Exercise – Copy each line that holds "ylabel".

Data excerpts –
%%

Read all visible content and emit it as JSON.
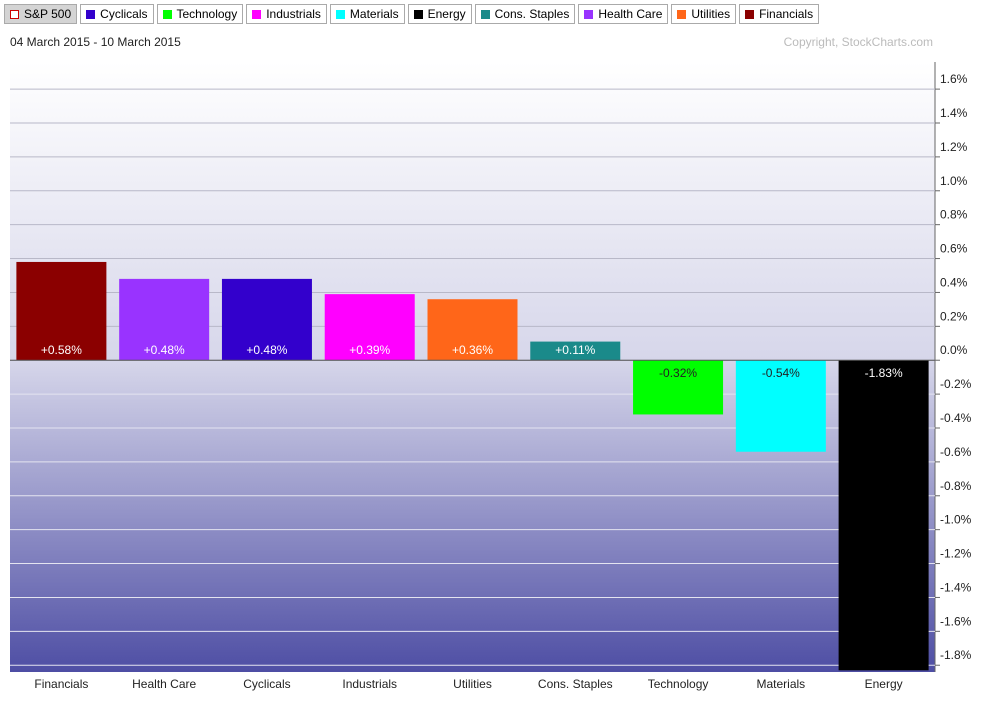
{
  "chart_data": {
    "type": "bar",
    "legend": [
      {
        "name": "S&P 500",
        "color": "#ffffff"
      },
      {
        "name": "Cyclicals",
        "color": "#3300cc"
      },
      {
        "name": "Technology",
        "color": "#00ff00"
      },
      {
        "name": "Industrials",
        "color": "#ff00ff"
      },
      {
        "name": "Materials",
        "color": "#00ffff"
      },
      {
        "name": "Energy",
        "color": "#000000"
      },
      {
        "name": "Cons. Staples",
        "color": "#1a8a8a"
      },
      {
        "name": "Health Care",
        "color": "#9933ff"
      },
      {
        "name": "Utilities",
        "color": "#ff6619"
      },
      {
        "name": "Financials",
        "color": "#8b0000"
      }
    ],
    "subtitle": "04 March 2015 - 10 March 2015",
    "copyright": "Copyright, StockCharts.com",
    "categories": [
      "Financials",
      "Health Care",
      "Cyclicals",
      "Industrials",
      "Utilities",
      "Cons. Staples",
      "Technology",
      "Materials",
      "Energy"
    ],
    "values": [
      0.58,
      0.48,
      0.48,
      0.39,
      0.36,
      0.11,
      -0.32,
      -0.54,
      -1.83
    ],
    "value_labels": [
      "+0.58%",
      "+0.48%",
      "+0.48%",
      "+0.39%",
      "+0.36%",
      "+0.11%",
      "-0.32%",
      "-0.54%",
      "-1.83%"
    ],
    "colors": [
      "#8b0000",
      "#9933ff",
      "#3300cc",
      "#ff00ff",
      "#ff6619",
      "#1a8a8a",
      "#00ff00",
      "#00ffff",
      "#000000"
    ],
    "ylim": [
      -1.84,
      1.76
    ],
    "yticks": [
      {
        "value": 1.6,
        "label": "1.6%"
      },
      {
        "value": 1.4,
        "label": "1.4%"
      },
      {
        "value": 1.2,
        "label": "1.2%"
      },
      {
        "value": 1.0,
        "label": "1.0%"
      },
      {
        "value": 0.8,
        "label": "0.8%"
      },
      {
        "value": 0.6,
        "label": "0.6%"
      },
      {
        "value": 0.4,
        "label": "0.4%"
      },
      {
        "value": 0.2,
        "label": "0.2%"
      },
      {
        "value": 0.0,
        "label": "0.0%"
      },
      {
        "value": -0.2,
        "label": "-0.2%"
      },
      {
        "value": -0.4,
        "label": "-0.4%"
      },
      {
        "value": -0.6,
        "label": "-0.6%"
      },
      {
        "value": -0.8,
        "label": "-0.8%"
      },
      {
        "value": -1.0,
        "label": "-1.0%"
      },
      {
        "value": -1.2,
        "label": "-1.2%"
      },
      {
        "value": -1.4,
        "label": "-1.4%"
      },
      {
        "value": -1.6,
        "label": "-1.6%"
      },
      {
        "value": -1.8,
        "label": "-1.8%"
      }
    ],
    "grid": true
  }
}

%%
%%

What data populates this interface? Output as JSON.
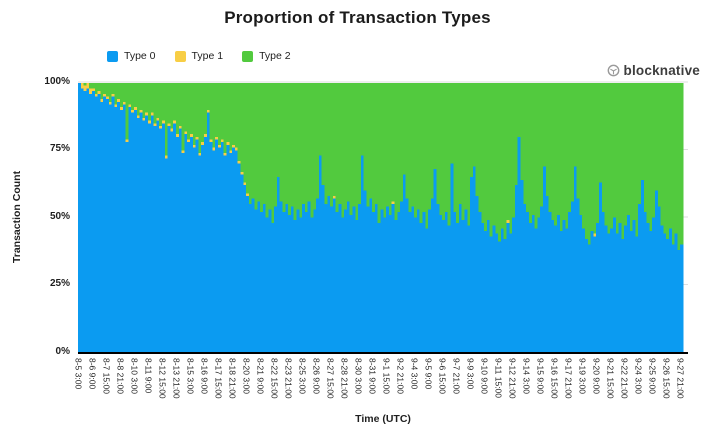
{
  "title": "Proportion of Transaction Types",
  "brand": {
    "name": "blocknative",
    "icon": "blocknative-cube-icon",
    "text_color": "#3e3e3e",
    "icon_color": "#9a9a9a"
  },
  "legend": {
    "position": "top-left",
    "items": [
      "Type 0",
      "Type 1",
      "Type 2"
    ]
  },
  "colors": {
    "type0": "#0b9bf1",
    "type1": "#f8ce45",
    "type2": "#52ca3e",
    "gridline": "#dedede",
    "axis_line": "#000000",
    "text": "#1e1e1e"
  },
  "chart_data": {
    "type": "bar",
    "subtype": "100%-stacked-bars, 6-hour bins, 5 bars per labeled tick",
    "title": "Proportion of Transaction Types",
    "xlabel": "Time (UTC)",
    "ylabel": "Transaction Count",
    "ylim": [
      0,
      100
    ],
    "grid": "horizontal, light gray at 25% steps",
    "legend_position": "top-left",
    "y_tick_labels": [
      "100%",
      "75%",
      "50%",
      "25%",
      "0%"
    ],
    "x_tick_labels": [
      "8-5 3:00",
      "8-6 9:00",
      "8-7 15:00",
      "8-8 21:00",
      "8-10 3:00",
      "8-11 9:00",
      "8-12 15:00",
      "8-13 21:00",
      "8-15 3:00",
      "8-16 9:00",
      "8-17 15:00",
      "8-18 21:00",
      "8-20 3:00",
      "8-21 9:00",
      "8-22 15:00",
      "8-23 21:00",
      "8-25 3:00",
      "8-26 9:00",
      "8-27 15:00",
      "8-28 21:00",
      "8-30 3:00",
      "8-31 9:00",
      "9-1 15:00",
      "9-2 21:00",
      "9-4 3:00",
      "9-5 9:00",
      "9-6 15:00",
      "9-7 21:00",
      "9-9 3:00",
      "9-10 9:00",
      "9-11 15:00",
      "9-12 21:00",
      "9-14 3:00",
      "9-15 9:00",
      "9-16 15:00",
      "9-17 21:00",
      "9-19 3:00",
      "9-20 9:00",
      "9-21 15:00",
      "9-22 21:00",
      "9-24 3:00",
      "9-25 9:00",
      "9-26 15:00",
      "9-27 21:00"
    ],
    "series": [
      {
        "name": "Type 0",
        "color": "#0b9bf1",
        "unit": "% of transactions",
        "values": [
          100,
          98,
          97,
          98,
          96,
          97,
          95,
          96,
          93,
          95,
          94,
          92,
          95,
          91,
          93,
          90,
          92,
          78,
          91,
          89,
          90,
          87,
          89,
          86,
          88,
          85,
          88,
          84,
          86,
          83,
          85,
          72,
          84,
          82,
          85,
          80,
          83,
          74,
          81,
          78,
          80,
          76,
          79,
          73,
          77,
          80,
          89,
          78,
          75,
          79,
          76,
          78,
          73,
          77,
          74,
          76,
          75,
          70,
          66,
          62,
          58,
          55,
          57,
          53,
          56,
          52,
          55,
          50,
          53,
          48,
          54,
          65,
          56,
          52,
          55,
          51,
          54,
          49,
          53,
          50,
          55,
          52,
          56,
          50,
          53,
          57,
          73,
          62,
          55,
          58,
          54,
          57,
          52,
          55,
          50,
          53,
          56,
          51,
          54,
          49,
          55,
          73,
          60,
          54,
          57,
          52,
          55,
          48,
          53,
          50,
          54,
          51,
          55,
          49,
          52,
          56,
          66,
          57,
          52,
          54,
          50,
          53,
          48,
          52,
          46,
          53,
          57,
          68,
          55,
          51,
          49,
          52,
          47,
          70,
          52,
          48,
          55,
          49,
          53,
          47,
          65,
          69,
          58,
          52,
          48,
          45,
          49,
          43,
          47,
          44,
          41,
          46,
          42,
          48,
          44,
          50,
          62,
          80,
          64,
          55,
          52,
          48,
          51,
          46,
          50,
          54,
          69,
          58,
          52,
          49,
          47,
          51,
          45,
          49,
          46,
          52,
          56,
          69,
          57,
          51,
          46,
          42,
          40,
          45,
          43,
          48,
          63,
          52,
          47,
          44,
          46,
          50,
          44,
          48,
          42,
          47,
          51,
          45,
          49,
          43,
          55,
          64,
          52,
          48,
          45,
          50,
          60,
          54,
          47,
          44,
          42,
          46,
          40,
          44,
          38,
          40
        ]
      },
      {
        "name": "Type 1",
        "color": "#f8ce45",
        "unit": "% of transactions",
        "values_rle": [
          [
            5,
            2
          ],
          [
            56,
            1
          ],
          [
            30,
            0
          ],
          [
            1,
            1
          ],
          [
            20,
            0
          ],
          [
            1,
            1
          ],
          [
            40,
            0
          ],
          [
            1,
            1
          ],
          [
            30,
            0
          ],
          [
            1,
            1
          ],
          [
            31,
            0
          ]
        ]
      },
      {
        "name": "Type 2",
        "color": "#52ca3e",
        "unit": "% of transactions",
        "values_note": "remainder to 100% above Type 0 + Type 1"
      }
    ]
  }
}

%%
%%

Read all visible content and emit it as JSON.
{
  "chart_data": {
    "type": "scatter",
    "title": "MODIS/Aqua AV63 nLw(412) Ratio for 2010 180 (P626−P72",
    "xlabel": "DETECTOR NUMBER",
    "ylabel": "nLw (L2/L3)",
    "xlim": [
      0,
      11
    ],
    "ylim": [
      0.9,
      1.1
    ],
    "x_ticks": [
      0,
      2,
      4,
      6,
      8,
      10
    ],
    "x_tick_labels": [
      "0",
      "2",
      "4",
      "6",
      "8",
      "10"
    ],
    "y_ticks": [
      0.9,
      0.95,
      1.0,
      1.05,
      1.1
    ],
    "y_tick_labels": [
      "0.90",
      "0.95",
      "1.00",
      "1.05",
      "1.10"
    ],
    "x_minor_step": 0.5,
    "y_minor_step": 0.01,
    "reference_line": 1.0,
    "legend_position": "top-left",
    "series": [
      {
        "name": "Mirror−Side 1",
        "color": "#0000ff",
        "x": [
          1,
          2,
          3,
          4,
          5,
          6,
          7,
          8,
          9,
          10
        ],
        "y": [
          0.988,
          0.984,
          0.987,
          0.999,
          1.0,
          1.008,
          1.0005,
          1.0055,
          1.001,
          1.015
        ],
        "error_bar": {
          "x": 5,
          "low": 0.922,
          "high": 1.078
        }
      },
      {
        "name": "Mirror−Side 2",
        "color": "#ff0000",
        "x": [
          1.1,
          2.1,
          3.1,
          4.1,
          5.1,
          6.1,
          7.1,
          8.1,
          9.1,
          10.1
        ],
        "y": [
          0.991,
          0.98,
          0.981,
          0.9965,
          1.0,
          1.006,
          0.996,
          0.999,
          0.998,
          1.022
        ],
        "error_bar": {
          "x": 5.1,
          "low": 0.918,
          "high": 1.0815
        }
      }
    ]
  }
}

%%

The result –
    "ylabel": "Transaction Count",
    "ylabel": "nLw (L2/L3)",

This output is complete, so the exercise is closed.